- GIVEN INSTRUCTION -
Each line in the entries below that holds the string "name" is to be listed.

- PROVIDED MATERIAL -

-------------------------

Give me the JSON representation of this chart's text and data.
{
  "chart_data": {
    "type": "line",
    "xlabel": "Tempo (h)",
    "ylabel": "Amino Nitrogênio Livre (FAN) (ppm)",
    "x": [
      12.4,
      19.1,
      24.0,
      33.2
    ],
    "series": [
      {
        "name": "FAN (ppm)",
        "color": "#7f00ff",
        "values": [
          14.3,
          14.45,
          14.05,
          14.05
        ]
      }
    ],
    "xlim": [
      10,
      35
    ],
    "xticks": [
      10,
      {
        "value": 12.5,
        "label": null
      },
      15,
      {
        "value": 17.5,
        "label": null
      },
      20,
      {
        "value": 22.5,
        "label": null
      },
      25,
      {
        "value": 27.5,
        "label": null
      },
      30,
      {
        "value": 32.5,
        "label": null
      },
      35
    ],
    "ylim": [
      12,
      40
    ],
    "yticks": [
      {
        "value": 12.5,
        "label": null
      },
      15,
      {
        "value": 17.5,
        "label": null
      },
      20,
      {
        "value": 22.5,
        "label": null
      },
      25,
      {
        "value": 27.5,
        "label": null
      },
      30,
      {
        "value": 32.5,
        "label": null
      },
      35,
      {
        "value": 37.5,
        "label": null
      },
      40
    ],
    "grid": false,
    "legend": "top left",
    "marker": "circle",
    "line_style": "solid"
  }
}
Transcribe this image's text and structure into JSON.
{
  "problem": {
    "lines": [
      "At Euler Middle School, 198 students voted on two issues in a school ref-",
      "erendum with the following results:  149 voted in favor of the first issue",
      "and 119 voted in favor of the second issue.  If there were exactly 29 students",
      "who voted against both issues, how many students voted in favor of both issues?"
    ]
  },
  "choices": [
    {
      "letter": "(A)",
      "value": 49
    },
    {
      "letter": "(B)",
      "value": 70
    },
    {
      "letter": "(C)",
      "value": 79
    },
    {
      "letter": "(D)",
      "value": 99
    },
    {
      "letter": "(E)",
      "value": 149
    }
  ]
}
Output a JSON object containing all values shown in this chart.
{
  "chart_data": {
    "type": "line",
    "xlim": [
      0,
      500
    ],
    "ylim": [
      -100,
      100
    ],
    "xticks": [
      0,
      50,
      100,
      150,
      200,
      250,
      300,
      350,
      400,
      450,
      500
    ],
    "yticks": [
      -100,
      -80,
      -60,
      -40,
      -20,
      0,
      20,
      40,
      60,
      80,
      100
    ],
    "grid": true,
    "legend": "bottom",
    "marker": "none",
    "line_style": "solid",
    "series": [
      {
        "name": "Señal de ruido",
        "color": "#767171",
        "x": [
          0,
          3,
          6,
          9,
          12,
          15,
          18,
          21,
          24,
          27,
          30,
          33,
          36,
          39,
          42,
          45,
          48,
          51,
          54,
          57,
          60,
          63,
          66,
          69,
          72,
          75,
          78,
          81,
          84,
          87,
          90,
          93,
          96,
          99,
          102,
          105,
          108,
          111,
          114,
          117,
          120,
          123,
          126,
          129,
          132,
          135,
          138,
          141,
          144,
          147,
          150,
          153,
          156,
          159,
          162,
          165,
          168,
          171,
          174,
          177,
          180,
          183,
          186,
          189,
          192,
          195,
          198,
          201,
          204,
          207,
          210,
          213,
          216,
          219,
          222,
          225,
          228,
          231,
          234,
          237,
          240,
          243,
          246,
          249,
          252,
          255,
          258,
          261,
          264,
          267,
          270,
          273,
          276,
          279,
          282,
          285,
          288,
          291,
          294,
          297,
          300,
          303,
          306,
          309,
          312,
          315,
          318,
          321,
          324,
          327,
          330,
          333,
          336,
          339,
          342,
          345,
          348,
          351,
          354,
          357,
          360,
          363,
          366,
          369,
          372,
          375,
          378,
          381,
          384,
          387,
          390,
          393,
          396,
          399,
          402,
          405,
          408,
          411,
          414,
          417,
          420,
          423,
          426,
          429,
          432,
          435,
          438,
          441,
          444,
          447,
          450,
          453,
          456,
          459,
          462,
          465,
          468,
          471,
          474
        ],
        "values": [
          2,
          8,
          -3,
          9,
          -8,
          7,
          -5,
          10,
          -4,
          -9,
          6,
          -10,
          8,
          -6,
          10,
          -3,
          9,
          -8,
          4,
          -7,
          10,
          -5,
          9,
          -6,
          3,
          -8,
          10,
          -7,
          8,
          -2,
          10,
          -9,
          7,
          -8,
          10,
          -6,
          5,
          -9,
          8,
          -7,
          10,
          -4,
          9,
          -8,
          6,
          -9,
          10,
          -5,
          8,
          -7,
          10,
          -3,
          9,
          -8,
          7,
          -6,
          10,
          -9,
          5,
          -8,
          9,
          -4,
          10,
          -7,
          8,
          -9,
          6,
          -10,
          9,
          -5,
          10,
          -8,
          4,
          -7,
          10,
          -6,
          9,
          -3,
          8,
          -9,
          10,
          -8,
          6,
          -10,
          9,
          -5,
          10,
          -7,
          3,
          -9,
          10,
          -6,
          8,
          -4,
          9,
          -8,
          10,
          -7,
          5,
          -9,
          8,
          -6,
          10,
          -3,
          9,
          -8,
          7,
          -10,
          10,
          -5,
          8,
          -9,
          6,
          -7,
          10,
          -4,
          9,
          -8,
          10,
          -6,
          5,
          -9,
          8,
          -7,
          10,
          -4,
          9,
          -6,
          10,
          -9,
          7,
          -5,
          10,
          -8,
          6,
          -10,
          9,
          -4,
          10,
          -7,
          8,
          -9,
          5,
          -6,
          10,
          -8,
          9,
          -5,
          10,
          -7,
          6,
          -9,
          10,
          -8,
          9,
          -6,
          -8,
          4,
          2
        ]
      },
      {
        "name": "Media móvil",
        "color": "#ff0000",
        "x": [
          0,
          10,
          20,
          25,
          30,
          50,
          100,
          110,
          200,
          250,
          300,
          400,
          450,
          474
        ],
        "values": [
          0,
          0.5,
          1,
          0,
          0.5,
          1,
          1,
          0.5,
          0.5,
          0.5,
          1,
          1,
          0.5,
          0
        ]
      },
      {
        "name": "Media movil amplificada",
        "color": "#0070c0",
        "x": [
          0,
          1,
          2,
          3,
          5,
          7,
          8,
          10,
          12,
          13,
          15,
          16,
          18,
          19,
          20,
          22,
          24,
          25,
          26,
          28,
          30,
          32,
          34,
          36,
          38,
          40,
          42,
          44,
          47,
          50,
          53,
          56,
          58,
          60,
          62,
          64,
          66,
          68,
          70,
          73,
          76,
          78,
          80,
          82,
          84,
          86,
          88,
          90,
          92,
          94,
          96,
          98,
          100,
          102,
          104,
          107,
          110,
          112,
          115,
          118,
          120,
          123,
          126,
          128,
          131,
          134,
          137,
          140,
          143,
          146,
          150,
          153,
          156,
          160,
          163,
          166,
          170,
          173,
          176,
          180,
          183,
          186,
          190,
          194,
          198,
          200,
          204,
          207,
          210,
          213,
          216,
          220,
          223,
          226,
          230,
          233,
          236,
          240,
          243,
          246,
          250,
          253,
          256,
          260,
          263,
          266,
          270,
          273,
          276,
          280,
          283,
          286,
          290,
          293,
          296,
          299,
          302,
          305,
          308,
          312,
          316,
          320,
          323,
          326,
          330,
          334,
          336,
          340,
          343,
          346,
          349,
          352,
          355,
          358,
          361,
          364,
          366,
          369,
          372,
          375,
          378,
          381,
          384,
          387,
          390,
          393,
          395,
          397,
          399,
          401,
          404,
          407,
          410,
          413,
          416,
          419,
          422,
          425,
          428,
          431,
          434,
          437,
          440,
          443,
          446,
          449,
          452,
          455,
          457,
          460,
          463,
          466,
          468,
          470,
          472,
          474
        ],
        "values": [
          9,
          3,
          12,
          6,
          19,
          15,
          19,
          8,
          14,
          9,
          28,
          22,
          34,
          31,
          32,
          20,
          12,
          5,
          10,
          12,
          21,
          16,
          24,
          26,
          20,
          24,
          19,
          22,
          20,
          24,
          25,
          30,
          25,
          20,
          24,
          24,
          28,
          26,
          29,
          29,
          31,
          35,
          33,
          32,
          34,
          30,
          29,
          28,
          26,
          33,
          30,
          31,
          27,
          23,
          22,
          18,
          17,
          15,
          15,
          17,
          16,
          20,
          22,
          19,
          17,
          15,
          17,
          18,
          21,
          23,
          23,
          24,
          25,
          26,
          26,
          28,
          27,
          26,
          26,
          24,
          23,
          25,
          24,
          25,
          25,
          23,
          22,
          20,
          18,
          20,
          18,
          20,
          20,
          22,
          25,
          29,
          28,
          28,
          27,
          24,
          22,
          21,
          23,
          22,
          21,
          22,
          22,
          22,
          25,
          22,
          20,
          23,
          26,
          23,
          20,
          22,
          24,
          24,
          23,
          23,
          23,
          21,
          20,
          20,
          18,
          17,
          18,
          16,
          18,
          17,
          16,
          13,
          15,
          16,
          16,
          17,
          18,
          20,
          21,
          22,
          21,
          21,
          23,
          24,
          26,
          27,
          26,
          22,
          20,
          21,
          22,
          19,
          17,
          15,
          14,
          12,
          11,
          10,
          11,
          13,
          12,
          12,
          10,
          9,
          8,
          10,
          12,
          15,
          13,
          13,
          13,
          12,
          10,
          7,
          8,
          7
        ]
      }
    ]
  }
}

-------------------------

- OUTPUT OF THE EXERCISE -
        "name": "FAN (ppm)",
        "name": "Señal de ruido",
        "name": "Media móvil",
        "name": "Media movil amplificada",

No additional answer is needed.